* Data items *
•••
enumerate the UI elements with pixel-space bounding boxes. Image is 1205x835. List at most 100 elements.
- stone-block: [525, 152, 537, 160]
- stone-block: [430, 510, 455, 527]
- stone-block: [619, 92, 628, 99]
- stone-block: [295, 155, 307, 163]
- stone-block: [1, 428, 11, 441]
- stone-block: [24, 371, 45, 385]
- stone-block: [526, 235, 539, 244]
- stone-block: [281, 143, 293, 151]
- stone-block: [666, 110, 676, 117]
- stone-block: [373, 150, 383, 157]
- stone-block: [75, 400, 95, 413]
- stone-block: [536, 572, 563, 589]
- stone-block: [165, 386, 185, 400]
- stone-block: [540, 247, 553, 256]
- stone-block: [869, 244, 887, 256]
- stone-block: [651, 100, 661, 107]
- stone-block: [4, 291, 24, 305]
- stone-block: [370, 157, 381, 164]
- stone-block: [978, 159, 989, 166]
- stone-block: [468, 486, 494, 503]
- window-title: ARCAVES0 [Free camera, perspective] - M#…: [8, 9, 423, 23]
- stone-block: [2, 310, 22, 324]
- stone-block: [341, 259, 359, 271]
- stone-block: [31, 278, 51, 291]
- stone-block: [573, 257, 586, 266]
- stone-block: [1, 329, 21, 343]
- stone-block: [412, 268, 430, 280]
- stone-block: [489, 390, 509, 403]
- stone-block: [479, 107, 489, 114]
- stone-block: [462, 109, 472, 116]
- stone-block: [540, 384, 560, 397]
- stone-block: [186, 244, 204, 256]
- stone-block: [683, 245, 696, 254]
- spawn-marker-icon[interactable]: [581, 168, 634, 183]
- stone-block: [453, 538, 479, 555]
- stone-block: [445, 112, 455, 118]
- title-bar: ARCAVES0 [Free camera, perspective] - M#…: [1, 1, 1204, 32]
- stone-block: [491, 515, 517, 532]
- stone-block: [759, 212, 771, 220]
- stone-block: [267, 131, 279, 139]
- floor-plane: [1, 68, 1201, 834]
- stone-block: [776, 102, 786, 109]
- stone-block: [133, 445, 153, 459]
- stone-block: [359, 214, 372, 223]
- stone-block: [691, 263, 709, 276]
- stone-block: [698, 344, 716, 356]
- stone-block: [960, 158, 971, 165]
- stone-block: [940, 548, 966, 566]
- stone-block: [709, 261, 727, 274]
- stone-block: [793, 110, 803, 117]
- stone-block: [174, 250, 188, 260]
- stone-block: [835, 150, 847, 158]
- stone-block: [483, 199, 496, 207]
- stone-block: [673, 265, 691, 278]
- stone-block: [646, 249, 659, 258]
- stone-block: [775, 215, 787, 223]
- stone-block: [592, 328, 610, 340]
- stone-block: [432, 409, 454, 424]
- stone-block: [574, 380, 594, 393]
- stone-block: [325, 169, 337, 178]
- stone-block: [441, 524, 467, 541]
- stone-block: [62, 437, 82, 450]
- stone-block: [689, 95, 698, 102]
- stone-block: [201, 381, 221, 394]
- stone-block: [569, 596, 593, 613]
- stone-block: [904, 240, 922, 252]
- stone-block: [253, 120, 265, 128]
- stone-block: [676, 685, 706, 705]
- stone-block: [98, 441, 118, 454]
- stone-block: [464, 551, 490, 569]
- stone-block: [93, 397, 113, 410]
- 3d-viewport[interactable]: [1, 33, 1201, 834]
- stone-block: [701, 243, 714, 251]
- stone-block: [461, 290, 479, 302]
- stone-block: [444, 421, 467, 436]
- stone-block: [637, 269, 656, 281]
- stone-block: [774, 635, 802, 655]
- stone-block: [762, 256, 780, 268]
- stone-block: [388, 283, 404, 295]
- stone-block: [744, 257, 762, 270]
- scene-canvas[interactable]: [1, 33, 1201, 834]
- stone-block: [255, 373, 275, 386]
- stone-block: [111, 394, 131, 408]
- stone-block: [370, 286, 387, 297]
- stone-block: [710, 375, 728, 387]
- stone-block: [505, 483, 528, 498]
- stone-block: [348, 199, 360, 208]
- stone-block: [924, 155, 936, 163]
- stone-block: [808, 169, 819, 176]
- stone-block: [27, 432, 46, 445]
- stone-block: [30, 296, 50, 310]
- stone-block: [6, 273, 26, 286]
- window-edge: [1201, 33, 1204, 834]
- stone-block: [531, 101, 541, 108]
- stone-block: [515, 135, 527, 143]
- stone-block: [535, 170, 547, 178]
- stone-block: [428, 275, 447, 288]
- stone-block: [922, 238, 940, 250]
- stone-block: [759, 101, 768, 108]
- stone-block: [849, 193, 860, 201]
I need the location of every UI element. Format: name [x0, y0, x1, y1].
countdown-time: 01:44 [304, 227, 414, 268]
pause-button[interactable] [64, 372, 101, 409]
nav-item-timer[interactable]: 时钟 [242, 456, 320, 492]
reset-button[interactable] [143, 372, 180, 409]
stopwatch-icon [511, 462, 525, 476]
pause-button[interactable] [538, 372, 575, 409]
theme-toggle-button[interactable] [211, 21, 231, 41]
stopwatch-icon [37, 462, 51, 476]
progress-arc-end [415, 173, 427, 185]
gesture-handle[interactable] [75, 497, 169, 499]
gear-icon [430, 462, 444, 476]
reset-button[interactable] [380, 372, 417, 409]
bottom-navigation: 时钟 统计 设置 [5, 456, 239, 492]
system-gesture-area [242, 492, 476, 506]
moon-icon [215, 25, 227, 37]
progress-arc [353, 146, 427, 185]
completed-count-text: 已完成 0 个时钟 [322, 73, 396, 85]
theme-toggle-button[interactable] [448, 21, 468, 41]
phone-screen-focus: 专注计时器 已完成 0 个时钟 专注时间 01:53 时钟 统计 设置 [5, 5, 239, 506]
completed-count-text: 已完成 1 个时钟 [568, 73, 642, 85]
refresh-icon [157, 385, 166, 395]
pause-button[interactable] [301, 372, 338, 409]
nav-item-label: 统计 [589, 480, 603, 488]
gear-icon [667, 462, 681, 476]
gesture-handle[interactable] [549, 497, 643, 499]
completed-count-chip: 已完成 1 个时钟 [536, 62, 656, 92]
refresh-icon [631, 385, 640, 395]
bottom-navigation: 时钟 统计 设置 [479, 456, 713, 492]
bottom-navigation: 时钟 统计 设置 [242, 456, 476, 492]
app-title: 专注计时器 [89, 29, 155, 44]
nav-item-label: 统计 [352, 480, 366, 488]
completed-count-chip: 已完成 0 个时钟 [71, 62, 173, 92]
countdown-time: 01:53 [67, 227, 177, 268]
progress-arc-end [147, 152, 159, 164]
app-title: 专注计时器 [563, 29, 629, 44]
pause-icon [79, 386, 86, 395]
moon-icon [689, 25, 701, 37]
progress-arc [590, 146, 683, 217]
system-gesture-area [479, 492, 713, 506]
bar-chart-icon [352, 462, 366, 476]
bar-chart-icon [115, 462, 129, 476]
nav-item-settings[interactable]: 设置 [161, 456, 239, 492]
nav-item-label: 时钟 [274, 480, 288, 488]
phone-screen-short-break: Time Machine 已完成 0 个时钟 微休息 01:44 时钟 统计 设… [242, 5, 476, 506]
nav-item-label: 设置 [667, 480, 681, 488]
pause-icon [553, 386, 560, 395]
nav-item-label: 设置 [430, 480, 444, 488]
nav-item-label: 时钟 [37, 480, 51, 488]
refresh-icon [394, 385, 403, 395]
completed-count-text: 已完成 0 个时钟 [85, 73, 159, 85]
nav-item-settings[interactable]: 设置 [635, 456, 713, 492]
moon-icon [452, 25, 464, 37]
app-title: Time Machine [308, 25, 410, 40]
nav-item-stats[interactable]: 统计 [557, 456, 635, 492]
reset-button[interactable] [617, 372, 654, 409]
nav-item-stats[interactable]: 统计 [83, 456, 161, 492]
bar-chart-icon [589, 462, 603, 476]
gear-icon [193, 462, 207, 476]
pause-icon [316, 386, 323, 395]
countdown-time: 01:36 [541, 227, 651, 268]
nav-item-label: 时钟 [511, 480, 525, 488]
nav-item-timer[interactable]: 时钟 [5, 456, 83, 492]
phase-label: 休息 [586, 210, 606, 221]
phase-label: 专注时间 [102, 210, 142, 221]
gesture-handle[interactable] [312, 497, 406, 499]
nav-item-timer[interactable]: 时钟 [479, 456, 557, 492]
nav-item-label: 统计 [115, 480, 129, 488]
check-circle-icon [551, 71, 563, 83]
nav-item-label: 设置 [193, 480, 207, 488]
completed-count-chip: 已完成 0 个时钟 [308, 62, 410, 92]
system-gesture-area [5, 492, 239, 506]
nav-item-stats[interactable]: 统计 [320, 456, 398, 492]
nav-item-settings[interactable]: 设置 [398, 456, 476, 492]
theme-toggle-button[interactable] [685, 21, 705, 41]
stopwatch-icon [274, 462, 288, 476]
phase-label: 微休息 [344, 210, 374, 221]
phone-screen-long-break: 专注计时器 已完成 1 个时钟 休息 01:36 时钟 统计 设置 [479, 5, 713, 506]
•••
* Written exercise *
Which lines of the items contain the string "camera"? Extract each of those lines in full, matching case exactly.

* Completed exercise *
- window-title: ARCAVES0 [Free camera, perspective] - M#…: [8, 9, 423, 23]
- title-bar: ARCAVES0 [Free camera, perspective] - M#…: [1, 1, 1204, 32]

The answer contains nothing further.